- [Your instructions]: Copy the records below exactly, omitting any pictures they contain.

- [Provided data]:
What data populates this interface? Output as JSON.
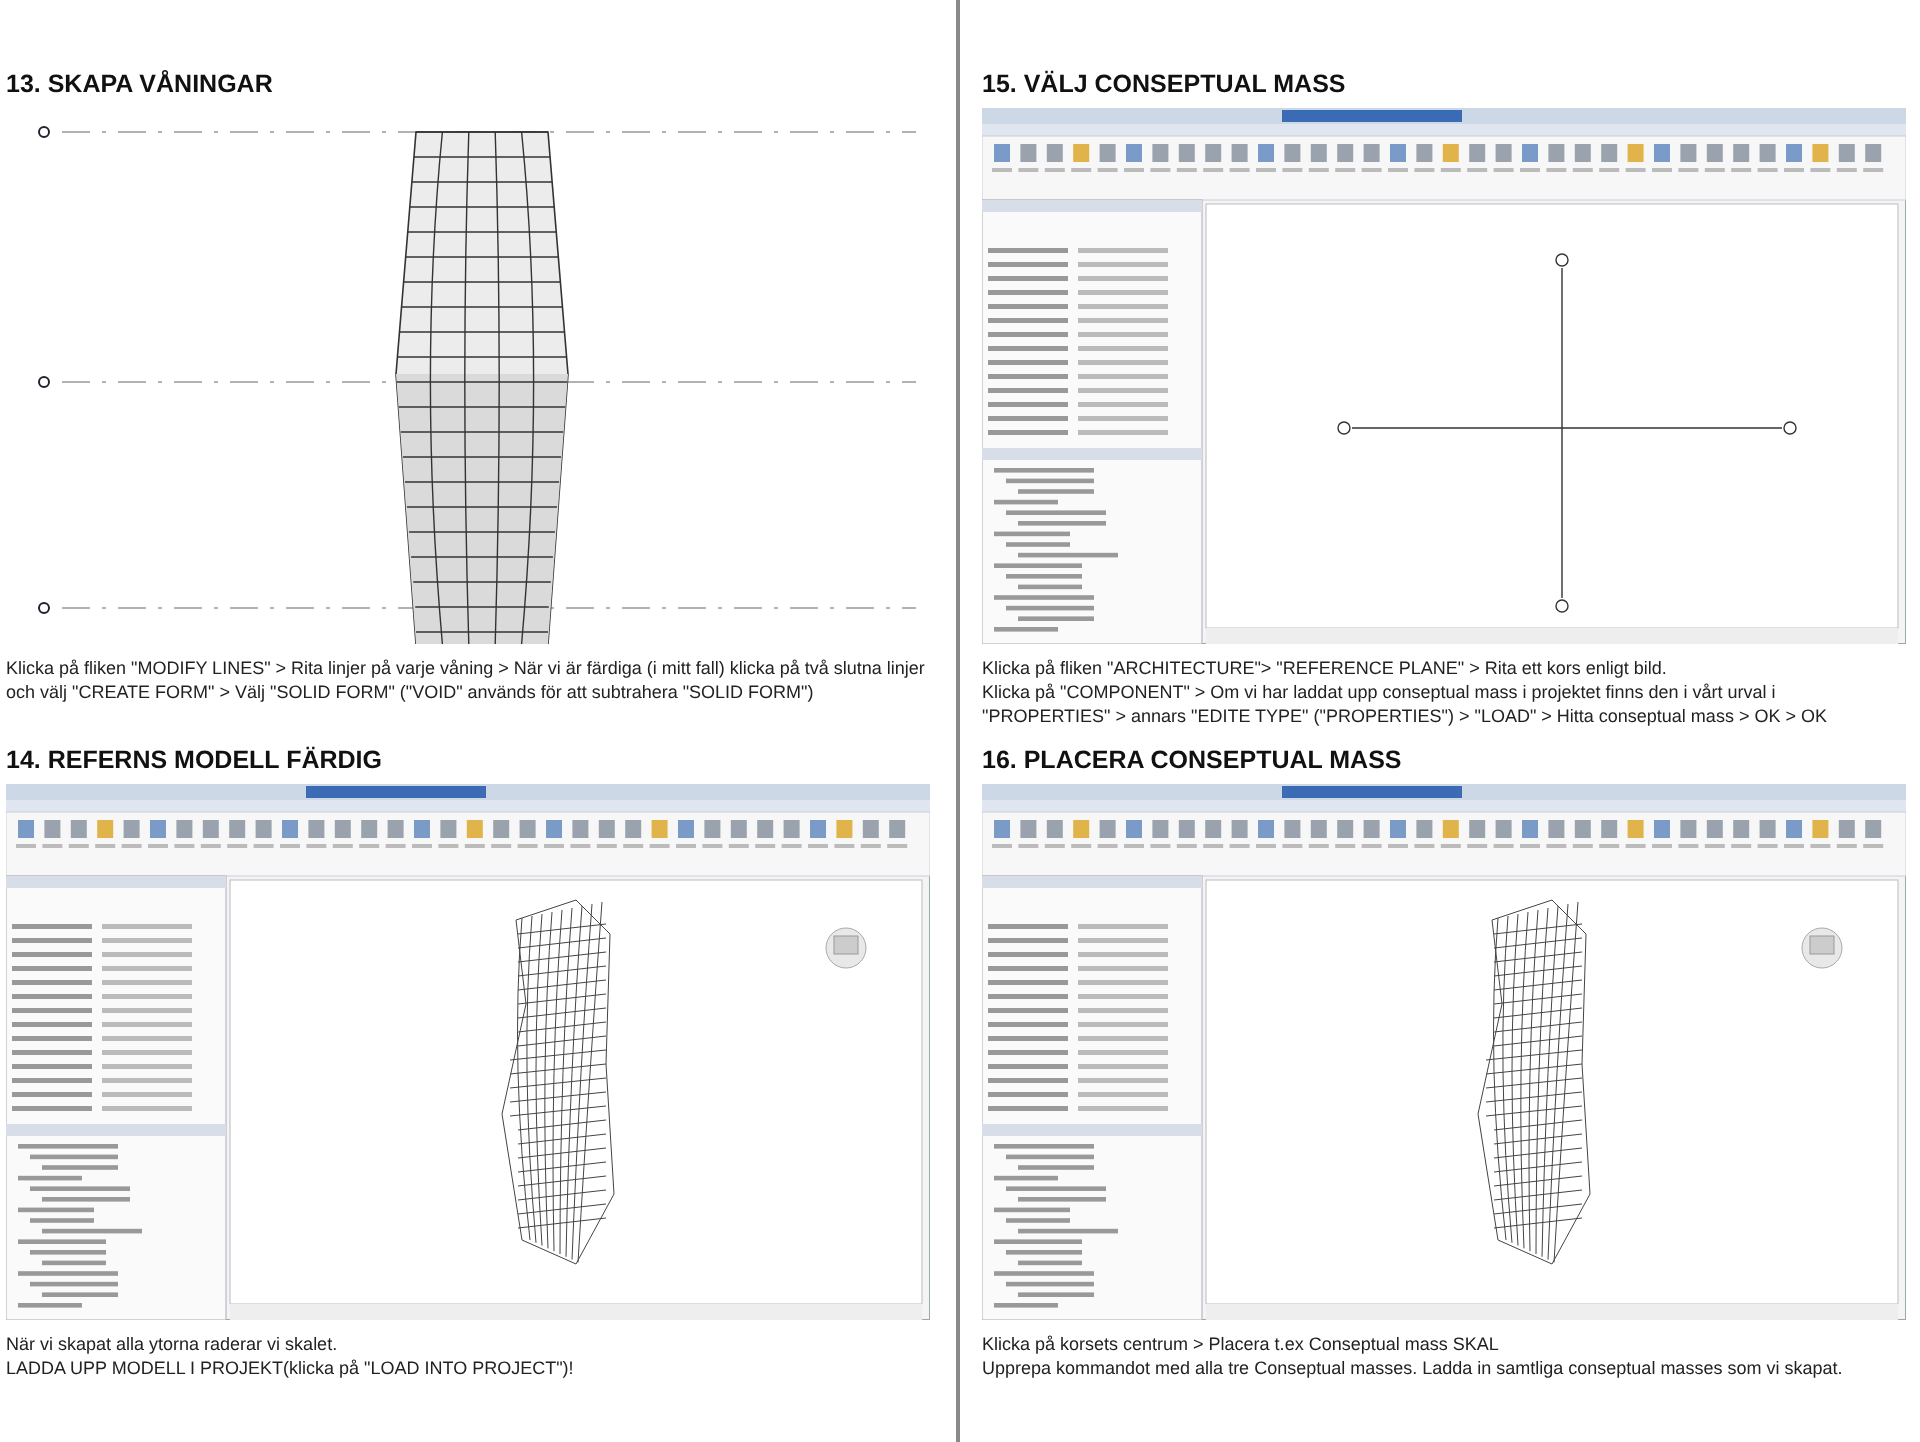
{
  "columns": [
    {
      "sections": [
        {
          "heading": "13. SKAPA VÅNINGAR",
          "figure": {
            "kind": "elevation"
          },
          "caption": [
            "Klicka på fliken \"MODIFY LINES\" > Rita linjer på varje våning > När vi är färdiga (i mitt fall) klicka på två slutna linjer och välj \"CREATE FORM\" > Välj \"SOLID FORM\" (\"VOID\" används för att subtrahera \"SOLID FORM\")"
          ]
        },
        {
          "heading": "14. REFERNS MODELL FÄRDIG",
          "figure": {
            "kind": "app-3d"
          },
          "caption": [
            "När vi skapat alla ytorna raderar vi skalet.",
            "LADDA UPP MODELL I PROJEKT(klicka på \"LOAD INTO PROJECT\")!"
          ]
        }
      ]
    },
    {
      "sections": [
        {
          "heading": "15. VÄLJ CONSEPTUAL MASS",
          "figure": {
            "kind": "app-plan"
          },
          "caption": [
            "Klicka på fliken \"ARCHITECTURE\"> \"REFERENCE PLANE\" > Rita ett kors enligt bild.",
            "Klicka på \"COMPONENT\" > Om vi har laddat upp conseptual mass i projektet finns den i vårt urval i \"PROPERTIES\" > annars \"EDITE TYPE\" (\"PROPERTIES\") > \"LOAD\" > Hitta conseptual mass > OK > OK"
          ]
        },
        {
          "heading": "16. PLACERA CONSEPTUAL MASS",
          "figure": {
            "kind": "app-3d"
          },
          "caption": [
            "Klicka på korsets centrum > Placera t.ex Conseptual mass SKAL",
            "Upprepa kommandot med alla tre Conseptual masses. Ladda in samtliga conseptual masses som vi skapat."
          ]
        }
      ]
    }
  ]
}
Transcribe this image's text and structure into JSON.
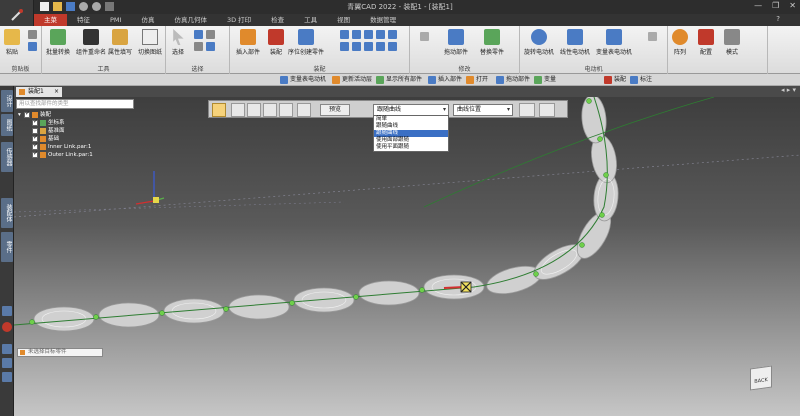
{
  "window": {
    "title": "青翼CAD 2022 - 装配1 - [装配1]",
    "controls": [
      "—",
      "❐",
      "✕"
    ]
  },
  "ribbon": {
    "tabs": [
      "主菜",
      "特征",
      "PMI",
      "仿真",
      "仿真几何体",
      "3D 打印",
      "检查",
      "工具",
      "视图",
      "数据管理"
    ],
    "active_tab": "主菜",
    "help": "?",
    "groups": [
      {
        "label": "剪贴板",
        "buttons": [
          "粘贴"
        ]
      },
      {
        "label": "工具",
        "buttons": [
          "批量转换",
          "组件重命名",
          "属性填写",
          "切换图纸"
        ]
      },
      {
        "label": "选择",
        "buttons": [
          "选择"
        ]
      },
      {
        "label": "装配",
        "buttons": [
          "插入部件",
          "装配",
          "序位创建零件"
        ]
      },
      {
        "label": "修改",
        "buttons": [
          "拖动部件",
          "替换零件"
        ]
      },
      {
        "label": "电动机",
        "buttons": [
          "旋转电动机",
          "线性电动机",
          "变量表电动机"
        ]
      },
      {
        "label": "",
        "buttons": [
          "阵列",
          "配置",
          "模式"
        ]
      }
    ]
  },
  "cmdbar": {
    "items": [
      "变量表电动机",
      "更新活动层",
      "显示所有部件",
      "插入部件",
      "打开",
      "拖动部件",
      "变量",
      "装配",
      "标注"
    ]
  },
  "leftbar": {
    "tabs": [
      "设计",
      "图纸",
      "传感器",
      "装配体",
      "零件"
    ]
  },
  "document": {
    "tab_label": "装配1",
    "close": "×",
    "strip_controls": "◂ ▸ ▾"
  },
  "tree": {
    "search_placeholder": "用以查找部件的类型",
    "rows": [
      {
        "label": "装配",
        "level": 0,
        "checked": true
      },
      {
        "label": "坐标系",
        "level": 1,
        "checked": true
      },
      {
        "label": "基准面",
        "level": 1,
        "checked": false
      },
      {
        "label": "基础",
        "level": 1,
        "checked": true
      },
      {
        "label": "Inner Link.par:1",
        "level": 1,
        "checked": true
      },
      {
        "label": "Outer Link.par:1",
        "level": 1,
        "checked": true
      }
    ]
  },
  "edit_toolbar": {
    "preview_label": "预览",
    "path_select": "跟随曲线",
    "position_select": "曲线位置",
    "dropdown_options": [
      "简单",
      "跟随曲线",
      "跟随曲线",
      "使用面部跟随",
      "使用平面跟随"
    ],
    "dropdown_selected_index": 2
  },
  "status": {
    "text": "未选择目标零件"
  },
  "navcube": {
    "label": "BACK"
  },
  "colors": {
    "accent": "#c0392b",
    "chain_path": "#2e7d32",
    "chain_joint": "#6fcf4a"
  }
}
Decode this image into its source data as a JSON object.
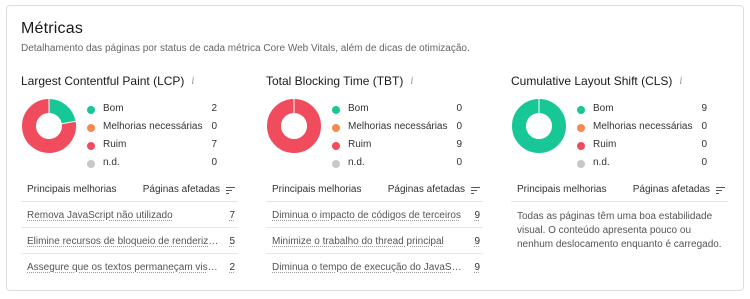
{
  "header": {
    "title": "Métricas",
    "description": "Detalhamento das páginas por status de cada métrica Core Web Vitals, além de dicas de otimização."
  },
  "colors": {
    "good": "#17c795",
    "needs_improvement": "#f58a4e",
    "poor": "#f04c5e",
    "na": "#c8c8c8"
  },
  "legend_labels": [
    "Bom",
    "Melhorias necessárias",
    "Ruim",
    "n.d."
  ],
  "table_headers": {
    "improvements": "Principais melhorias",
    "affected_pages": "Páginas afetadas"
  },
  "metrics": [
    {
      "title": "Largest Contentful Paint (LCP)",
      "counts": [
        "2",
        "0",
        "7",
        "0"
      ],
      "improvements": [
        {
          "label": "Remova JavaScript não utilizado",
          "count": "7"
        },
        {
          "label": "Elimine recursos de bloqueio de renderização",
          "count": "5"
        },
        {
          "label": "Assegure que os textos permaneçam visíveis",
          "count": "2"
        }
      ]
    },
    {
      "title": "Total Blocking Time (TBT)",
      "counts": [
        "0",
        "0",
        "9",
        "0"
      ],
      "improvements": [
        {
          "label": "Diminua o impacto de códigos de terceiros",
          "count": "9"
        },
        {
          "label": "Minimize o trabalho do thread principal",
          "count": "9"
        },
        {
          "label": "Diminua o tempo de execução do JavaScript",
          "count": "9"
        }
      ]
    },
    {
      "title": "Cumulative Layout Shift (CLS)",
      "counts": [
        "9",
        "0",
        "0",
        "0"
      ],
      "note": "Todas as páginas têm uma boa estabilidade visual. O conteúdo apresenta pouco ou nenhum deslocamento enquanto é carregado."
    }
  ]
}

- [The reply]:
What data populates this interface? Output as JSON.
{
  "columns": [
    {
      "sections": [
        {
          "heading": "13. SKAPA VÅNINGAR",
          "figure": {
            "kind": "elevation"
          },
          "caption": [
            "Klicka på fliken \"MODIFY LINES\" > Rita linjer på varje våning > När vi är färdiga (i mitt fall) klicka på två slutna linjer och välj \"CREATE FORM\" > Välj \"SOLID FORM\" (\"VOID\" används för att subtrahera \"SOLID FORM\")"
          ]
        },
        {
          "heading": "14. REFERNS MODELL FÄRDIG",
          "figure": {
            "kind": "app-3d"
          },
          "caption": [
            "När vi skapat alla ytorna raderar vi skalet.",
            "LADDA UPP MODELL I PROJEKT(klicka på \"LOAD INTO PROJECT\")!"
          ]
        }
      ]
    },
    {
      "sections": [
        {
          "heading": "15. VÄLJ CONSEPTUAL MASS",
          "figure": {
            "kind": "app-plan"
          },
          "caption": [
            "Klicka på fliken \"ARCHITECTURE\"> \"REFERENCE PLANE\" > Rita ett kors enligt bild.",
            "Klicka på \"COMPONENT\" > Om vi har laddat upp conseptual mass i projektet finns den i vårt urval i \"PROPERTIES\" > annars \"EDITE TYPE\" (\"PROPERTIES\") > \"LOAD\" > Hitta conseptual mass > OK > OK"
          ]
        },
        {
          "heading": "16. PLACERA CONSEPTUAL MASS",
          "figure": {
            "kind": "app-3d"
          },
          "caption": [
            "Klicka på korsets centrum > Placera t.ex Conseptual mass SKAL",
            "Upprepa kommandot med alla tre Conseptual masses. Ladda in samtliga conseptual masses som vi skapat."
          ]
        }
      ]
    }
  ]
}
Transcribe this image's text and structure into JSON.
{
  "window": {
    "title": "青翼CAD 2022 - 装配1 - [装配1]",
    "controls": [
      "—",
      "❐",
      "✕"
    ]
  },
  "ribbon": {
    "tabs": [
      "主菜",
      "特征",
      "PMI",
      "仿真",
      "仿真几何体",
      "3D 打印",
      "检查",
      "工具",
      "视图",
      "数据管理"
    ],
    "active_tab": "主菜",
    "help": "?",
    "groups": [
      {
        "label": "剪贴板",
        "buttons": [
          "粘贴"
        ]
      },
      {
        "label": "工具",
        "buttons": [
          "批量转换",
          "组件重命名",
          "属性填写",
          "切换图纸"
        ]
      },
      {
        "label": "选择",
        "buttons": [
          "选择"
        ]
      },
      {
        "label": "装配",
        "buttons": [
          "插入部件",
          "装配",
          "序位创建零件"
        ]
      },
      {
        "label": "修改",
        "buttons": [
          "拖动部件",
          "替换零件"
        ]
      },
      {
        "label": "电动机",
        "buttons": [
          "旋转电动机",
          "线性电动机",
          "变量表电动机"
        ]
      },
      {
        "label": "",
        "buttons": [
          "阵列",
          "配置",
          "模式"
        ]
      }
    ]
  },
  "cmdbar": {
    "items": [
      "变量表电动机",
      "更新活动层",
      "显示所有部件",
      "插入部件",
      "打开",
      "拖动部件",
      "变量",
      "装配",
      "标注"
    ]
  },
  "leftbar": {
    "tabs": [
      "设计",
      "图纸",
      "传感器",
      "装配体",
      "零件"
    ]
  },
  "document": {
    "tab_label": "装配1",
    "close": "×",
    "strip_controls": "◂ ▸ ▾"
  },
  "tree": {
    "search_placeholder": "用以查找部件的类型",
    "rows": [
      {
        "label": "装配",
        "level": 0,
        "checked": true
      },
      {
        "label": "坐标系",
        "level": 1,
        "checked": true
      },
      {
        "label": "基准面",
        "level": 1,
        "checked": false
      },
      {
        "label": "基础",
        "level": 1,
        "checked": true
      },
      {
        "label": "Inner Link.par:1",
        "level": 1,
        "checked": true
      },
      {
        "label": "Outer Link.par:1",
        "level": 1,
        "checked": true
      }
    ]
  },
  "edit_toolbar": {
    "preview_label": "预览",
    "path_select": "跟随曲线",
    "position_select": "曲线位置",
    "dropdown_options": [
      "简单",
      "跟随曲线",
      "跟随曲线",
      "使用面部跟随",
      "使用平面跟随"
    ],
    "dropdown_selected_index": 2
  },
  "status": {
    "text": "未选择目标零件"
  },
  "navcube": {
    "label": "BACK"
  },
  "colors": {
    "accent": "#c0392b",
    "chain_path": "#2e7d32",
    "chain_joint": "#6fcf4a"
  }
}
Decode this image into its source data as a JSON object.
{
  "header": {
    "title": "Métricas",
    "description": "Detalhamento das páginas por status de cada métrica Core Web Vitals, além de dicas de otimização."
  },
  "colors": {
    "good": "#17c795",
    "needs_improvement": "#f58a4e",
    "poor": "#f04c5e",
    "na": "#c8c8c8"
  },
  "legend_labels": [
    "Bom",
    "Melhorias necessárias",
    "Ruim",
    "n.d."
  ],
  "table_headers": {
    "improvements": "Principais melhorias",
    "affected_pages": "Páginas afetadas"
  },
  "metrics": [
    {
      "title": "Largest Contentful Paint (LCP)",
      "counts": [
        "2",
        "0",
        "7",
        "0"
      ],
      "improvements": [
        {
          "label": "Remova JavaScript não utilizado",
          "count": "7"
        },
        {
          "label": "Elimine recursos de bloqueio de renderização",
          "count": "5"
        },
        {
          "label": "Assegure que os textos permaneçam visíveis",
          "count": "2"
        }
      ]
    },
    {
      "title": "Total Blocking Time (TBT)",
      "counts": [
        "0",
        "0",
        "9",
        "0"
      ],
      "improvements": [
        {
          "label": "Diminua o impacto de códigos de terceiros",
          "count": "9"
        },
        {
          "label": "Minimize o trabalho do thread principal",
          "count": "9"
        },
        {
          "label": "Diminua o tempo de execução do JavaScript",
          "count": "9"
        }
      ]
    },
    {
      "title": "Cumulative Layout Shift (CLS)",
      "counts": [
        "9",
        "0",
        "0",
        "0"
      ],
      "note": "Todas as páginas têm uma boa estabilidade visual. O conteúdo apresenta pouco ou nenhum deslocamento enquanto é carregado."
    }
  ]
}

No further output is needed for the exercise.